Figure collection entries:
-*-*-

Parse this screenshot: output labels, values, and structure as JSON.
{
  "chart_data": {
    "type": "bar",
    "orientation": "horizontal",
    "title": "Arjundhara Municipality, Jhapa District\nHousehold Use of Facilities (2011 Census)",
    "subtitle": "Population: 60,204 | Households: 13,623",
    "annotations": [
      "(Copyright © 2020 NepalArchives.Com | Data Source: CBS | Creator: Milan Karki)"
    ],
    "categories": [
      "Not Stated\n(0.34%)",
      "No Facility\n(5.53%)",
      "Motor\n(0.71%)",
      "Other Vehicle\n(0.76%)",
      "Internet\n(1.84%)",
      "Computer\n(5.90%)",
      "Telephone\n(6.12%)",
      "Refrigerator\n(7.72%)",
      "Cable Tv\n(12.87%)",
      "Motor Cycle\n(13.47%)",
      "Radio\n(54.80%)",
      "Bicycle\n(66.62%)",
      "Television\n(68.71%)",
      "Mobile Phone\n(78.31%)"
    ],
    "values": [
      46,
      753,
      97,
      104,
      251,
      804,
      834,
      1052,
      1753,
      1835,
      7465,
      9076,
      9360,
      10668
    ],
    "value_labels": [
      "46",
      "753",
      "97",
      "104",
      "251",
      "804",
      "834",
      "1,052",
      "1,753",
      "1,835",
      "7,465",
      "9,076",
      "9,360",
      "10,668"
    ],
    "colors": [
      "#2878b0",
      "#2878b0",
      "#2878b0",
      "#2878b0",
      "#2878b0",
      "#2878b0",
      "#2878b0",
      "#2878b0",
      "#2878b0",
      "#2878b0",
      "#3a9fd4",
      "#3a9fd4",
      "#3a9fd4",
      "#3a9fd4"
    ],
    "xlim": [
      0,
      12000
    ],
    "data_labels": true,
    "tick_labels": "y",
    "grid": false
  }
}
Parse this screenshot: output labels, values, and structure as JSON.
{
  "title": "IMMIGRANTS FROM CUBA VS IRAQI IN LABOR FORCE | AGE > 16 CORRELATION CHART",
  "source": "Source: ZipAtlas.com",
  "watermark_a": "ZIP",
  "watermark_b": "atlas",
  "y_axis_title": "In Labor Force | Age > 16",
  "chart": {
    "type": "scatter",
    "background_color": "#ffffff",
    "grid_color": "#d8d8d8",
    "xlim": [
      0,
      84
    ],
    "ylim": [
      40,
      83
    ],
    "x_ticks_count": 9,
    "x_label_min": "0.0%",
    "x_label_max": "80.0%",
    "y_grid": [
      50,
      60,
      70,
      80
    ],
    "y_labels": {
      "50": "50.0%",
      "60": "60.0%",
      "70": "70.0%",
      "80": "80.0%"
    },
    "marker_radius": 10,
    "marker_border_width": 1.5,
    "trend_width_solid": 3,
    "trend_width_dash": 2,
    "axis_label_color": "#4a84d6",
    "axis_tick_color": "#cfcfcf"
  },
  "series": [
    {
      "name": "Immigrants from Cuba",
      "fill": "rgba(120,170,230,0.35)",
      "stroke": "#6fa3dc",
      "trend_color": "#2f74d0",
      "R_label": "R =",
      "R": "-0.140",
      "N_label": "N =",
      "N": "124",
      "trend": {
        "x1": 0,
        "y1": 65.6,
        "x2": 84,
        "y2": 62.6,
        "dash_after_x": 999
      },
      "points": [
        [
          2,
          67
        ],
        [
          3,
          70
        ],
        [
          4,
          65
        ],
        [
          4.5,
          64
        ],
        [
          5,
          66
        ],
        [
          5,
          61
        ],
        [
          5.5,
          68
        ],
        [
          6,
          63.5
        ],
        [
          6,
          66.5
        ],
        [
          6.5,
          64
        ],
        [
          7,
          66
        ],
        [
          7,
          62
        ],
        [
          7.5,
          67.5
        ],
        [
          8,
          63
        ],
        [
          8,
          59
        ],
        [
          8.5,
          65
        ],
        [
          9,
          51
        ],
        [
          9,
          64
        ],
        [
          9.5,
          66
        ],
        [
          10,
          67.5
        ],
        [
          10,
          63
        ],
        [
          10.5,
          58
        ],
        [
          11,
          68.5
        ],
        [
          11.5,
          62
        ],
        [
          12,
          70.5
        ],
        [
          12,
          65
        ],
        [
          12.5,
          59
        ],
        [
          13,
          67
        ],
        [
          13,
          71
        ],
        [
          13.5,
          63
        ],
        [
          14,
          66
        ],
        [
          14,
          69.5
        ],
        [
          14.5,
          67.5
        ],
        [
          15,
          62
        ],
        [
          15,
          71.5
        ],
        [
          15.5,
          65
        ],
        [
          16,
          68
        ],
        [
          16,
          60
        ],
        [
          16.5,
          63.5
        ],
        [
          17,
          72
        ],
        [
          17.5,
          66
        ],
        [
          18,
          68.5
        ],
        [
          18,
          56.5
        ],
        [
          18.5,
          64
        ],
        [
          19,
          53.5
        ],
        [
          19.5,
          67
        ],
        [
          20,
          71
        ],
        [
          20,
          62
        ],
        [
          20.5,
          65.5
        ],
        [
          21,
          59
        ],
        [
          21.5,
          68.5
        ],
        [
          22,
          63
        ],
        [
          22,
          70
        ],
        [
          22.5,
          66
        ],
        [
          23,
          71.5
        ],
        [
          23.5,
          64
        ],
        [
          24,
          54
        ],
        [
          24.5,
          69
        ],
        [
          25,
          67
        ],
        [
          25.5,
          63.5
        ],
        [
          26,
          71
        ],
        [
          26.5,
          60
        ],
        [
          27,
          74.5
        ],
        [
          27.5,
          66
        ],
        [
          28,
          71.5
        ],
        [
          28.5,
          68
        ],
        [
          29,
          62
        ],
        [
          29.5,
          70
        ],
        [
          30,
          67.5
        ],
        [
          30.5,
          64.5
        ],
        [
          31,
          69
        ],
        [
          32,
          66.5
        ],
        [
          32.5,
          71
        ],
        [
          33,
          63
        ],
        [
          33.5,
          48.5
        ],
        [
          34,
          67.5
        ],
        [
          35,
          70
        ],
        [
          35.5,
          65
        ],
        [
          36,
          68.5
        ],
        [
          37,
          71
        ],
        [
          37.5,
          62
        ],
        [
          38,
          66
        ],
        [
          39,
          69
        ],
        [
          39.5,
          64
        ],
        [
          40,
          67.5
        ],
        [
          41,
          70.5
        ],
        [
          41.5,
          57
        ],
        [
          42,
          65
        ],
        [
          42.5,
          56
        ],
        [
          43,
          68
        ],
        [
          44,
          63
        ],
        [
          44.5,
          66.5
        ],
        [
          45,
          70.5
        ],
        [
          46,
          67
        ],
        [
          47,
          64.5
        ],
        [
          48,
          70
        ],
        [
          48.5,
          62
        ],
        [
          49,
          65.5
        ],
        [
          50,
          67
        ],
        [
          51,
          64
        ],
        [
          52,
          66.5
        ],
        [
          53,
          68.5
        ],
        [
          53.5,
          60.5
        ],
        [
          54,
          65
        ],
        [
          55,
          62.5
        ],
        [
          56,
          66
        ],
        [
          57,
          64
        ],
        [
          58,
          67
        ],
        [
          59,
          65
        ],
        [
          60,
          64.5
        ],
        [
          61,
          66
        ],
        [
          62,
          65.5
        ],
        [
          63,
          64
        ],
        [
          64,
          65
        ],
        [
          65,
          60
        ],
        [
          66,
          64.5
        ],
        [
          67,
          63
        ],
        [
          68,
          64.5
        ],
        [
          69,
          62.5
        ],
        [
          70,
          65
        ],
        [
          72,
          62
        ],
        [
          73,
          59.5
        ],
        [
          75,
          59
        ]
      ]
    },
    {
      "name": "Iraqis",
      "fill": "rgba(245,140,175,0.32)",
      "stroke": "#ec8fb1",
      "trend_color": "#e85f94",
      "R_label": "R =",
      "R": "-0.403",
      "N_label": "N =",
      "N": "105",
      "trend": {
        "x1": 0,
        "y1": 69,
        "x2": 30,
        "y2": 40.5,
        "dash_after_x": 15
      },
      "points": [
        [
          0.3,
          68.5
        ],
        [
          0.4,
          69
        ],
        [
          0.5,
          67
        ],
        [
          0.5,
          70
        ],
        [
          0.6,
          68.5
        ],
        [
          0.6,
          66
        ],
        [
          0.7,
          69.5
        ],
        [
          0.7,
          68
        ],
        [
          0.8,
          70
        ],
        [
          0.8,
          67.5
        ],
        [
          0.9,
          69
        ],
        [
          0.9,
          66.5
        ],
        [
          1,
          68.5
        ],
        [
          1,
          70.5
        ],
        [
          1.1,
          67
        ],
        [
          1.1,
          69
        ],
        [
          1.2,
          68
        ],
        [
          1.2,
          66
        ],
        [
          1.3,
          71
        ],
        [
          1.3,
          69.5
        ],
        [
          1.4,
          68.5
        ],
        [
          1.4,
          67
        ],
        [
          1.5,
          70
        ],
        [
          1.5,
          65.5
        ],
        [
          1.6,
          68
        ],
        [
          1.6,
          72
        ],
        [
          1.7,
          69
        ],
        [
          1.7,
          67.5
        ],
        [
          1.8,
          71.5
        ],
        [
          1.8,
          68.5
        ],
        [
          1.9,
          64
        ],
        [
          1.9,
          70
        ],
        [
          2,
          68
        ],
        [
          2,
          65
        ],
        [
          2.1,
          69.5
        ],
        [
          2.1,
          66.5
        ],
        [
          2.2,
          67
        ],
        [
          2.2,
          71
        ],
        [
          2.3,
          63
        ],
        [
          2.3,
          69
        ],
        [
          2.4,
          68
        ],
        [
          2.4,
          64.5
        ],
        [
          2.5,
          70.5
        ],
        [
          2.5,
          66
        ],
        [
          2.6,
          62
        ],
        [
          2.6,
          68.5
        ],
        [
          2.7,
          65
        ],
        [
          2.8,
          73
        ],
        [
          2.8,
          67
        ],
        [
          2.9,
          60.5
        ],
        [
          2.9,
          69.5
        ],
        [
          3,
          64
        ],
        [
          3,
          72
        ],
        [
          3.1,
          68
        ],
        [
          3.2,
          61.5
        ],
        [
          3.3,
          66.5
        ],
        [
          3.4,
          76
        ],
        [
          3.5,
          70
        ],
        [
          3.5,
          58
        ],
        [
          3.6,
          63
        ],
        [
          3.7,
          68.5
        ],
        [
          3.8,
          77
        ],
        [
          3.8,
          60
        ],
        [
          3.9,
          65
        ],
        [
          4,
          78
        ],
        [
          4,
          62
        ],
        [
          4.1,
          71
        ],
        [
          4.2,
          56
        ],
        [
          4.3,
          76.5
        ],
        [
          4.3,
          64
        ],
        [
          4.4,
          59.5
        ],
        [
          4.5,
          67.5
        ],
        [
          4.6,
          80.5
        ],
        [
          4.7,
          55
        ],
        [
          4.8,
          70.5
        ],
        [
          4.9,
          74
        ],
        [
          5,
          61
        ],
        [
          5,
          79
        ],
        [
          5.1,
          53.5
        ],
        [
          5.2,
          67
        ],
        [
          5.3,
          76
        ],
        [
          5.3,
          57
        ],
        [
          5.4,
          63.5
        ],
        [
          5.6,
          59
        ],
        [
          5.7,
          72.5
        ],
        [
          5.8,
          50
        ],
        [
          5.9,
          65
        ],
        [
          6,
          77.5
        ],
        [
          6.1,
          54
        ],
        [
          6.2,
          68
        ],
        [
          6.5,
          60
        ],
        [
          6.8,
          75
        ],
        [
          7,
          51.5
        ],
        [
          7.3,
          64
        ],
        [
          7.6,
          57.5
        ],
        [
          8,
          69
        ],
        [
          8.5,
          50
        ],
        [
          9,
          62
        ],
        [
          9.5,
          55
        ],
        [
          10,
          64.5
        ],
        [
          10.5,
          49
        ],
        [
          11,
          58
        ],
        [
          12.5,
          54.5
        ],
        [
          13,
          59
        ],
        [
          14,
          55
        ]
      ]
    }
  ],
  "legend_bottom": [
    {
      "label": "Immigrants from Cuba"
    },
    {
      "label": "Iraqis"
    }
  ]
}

-*-*-

■ Requirement
Whichever lines contain the string "name", select and copy them.

■ Answer to this exercise
      "name": "Immigrants from Cuba",
      "name": "Iraqis",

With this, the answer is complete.